*WHAT YOU NEED TO DO*:
Write out all lines holding the word "beans".

[Collected data entries]
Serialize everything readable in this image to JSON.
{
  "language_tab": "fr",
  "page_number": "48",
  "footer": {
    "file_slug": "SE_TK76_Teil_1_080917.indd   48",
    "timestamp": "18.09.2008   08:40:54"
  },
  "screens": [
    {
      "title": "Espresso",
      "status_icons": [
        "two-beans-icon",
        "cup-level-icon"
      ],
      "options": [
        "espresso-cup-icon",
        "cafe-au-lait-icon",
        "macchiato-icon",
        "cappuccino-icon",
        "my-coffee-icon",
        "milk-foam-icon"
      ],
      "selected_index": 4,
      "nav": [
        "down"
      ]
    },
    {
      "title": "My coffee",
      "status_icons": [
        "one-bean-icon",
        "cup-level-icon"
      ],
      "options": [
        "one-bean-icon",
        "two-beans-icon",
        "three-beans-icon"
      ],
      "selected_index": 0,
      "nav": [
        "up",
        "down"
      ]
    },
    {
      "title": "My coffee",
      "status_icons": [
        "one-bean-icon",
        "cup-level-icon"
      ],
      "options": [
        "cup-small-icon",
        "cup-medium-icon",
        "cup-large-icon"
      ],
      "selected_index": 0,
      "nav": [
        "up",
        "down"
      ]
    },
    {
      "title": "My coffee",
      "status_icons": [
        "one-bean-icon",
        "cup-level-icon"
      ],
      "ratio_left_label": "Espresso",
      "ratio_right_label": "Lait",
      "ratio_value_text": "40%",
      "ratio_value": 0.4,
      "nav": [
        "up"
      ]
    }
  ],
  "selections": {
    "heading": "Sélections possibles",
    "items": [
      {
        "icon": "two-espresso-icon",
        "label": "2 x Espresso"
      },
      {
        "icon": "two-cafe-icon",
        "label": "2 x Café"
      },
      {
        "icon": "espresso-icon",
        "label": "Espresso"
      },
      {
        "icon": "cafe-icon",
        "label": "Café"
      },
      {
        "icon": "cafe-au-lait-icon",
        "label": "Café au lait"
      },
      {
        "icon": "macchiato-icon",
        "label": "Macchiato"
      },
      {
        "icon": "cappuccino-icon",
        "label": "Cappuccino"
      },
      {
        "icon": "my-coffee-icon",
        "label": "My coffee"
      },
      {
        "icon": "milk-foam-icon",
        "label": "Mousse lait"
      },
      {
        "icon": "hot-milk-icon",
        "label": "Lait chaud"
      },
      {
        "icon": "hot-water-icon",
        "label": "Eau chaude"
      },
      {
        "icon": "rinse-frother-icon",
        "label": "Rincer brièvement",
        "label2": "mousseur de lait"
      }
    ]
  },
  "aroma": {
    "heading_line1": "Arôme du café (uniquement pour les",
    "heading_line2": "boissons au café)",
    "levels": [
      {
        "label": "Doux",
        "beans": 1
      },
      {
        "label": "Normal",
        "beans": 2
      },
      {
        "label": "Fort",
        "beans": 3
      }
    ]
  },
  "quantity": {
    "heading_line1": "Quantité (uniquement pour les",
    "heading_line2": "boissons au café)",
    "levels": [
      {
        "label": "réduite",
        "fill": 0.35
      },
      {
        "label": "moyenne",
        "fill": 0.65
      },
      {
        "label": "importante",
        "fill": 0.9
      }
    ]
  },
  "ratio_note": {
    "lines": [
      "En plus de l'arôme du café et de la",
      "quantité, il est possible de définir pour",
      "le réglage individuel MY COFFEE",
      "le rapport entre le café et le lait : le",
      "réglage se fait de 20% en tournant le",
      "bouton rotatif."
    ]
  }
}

*REPLY*:
        "two-beans-icon",
        "two-beans-icon",
        "three-beans-icon"
        "beans": 1
        "beans": 2
        "beans": 3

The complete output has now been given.